### Entries from a visual dataset
============
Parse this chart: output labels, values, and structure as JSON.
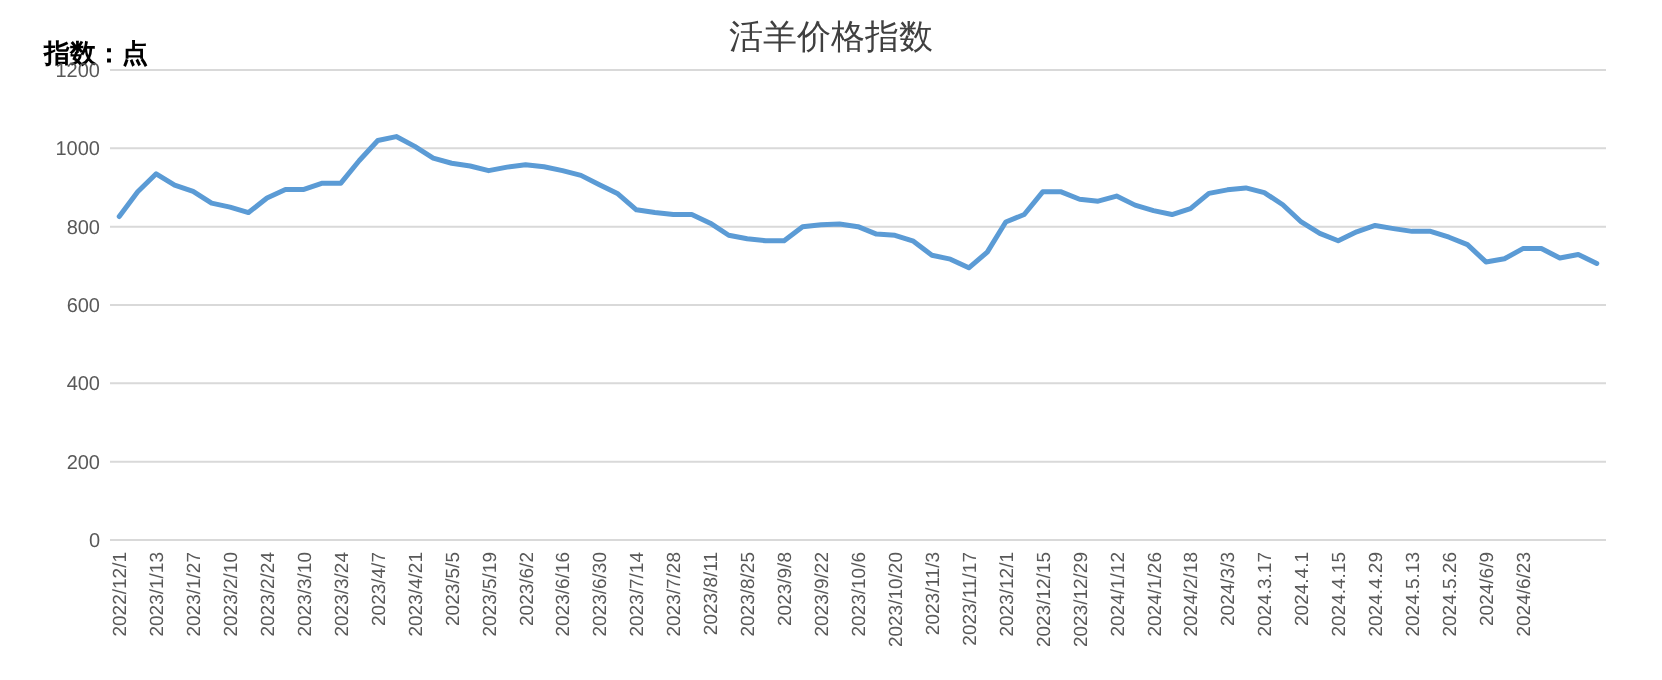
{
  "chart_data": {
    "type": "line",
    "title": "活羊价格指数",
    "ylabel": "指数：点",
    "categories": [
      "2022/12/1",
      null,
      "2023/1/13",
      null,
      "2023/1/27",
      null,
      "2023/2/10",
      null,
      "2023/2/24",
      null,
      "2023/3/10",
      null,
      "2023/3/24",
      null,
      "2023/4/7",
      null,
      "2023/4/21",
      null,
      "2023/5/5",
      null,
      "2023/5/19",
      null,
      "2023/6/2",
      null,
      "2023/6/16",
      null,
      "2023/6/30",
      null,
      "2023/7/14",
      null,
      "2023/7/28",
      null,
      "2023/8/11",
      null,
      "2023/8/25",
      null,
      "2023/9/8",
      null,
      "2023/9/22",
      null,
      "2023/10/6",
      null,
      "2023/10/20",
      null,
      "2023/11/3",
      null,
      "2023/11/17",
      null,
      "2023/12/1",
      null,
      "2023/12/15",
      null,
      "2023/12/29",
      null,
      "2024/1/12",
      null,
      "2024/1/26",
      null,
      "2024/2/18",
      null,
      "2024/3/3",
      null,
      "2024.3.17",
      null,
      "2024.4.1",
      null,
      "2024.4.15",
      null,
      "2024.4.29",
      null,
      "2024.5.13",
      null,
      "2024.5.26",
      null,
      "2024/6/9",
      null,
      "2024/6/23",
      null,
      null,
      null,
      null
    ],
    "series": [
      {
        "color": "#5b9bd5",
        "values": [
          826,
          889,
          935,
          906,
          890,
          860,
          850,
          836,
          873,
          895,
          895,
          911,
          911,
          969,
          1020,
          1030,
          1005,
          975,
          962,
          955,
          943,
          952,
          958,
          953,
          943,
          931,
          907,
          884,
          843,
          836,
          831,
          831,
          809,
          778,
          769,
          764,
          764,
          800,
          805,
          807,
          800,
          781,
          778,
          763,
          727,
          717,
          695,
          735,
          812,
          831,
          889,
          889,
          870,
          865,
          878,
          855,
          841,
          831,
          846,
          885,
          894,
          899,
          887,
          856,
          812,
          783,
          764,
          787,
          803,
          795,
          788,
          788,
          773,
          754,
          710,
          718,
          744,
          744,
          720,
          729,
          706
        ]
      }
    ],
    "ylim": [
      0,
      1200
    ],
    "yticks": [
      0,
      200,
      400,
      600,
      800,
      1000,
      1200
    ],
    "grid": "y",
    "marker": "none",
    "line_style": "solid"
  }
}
============
### TASK BRIEF
Output every entry verbatim. Pictures do not belong in the copy.

### TASK RESPONSE
Parse this chart: output labels, values, and structure as JSON.
{
  "chart_data": {
    "type": "line",
    "title": "活羊价格指数",
    "ylabel": "指数：点",
    "categories": [
      "2022/12/1",
      null,
      "2023/1/13",
      null,
      "2023/1/27",
      null,
      "2023/2/10",
      null,
      "2023/2/24",
      null,
      "2023/3/10",
      null,
      "2023/3/24",
      null,
      "2023/4/7",
      null,
      "2023/4/21",
      null,
      "2023/5/5",
      null,
      "2023/5/19",
      null,
      "2023/6/2",
      null,
      "2023/6/16",
      null,
      "2023/6/30",
      null,
      "2023/7/14",
      null,
      "2023/7/28",
      null,
      "2023/8/11",
      null,
      "2023/8/25",
      null,
      "2023/9/8",
      null,
      "2023/9/22",
      null,
      "2023/10/6",
      null,
      "2023/10/20",
      null,
      "2023/11/3",
      null,
      "2023/11/17",
      null,
      "2023/12/1",
      null,
      "2023/12/15",
      null,
      "2023/12/29",
      null,
      "2024/1/12",
      null,
      "2024/1/26",
      null,
      "2024/2/18",
      null,
      "2024/3/3",
      null,
      "2024.3.17",
      null,
      "2024.4.1",
      null,
      "2024.4.15",
      null,
      "2024.4.29",
      null,
      "2024.5.13",
      null,
      "2024.5.26",
      null,
      "2024/6/9",
      null,
      "2024/6/23",
      null,
      null,
      null,
      null
    ],
    "series": [
      {
        "color": "#5b9bd5",
        "values": [
          826,
          889,
          935,
          906,
          890,
          860,
          850,
          836,
          873,
          895,
          895,
          911,
          911,
          969,
          1020,
          1030,
          1005,
          975,
          962,
          955,
          943,
          952,
          958,
          953,
          943,
          931,
          907,
          884,
          843,
          836,
          831,
          831,
          809,
          778,
          769,
          764,
          764,
          800,
          805,
          807,
          800,
          781,
          778,
          763,
          727,
          717,
          695,
          735,
          812,
          831,
          889,
          889,
          870,
          865,
          878,
          855,
          841,
          831,
          846,
          885,
          894,
          899,
          887,
          856,
          812,
          783,
          764,
          787,
          803,
          795,
          788,
          788,
          773,
          754,
          710,
          718,
          744,
          744,
          720,
          729,
          706
        ]
      }
    ],
    "ylim": [
      0,
      1200
    ],
    "yticks": [
      0,
      200,
      400,
      600,
      800,
      1000,
      1200
    ],
    "grid": "y",
    "marker": "none",
    "line_style": "solid"
  }
}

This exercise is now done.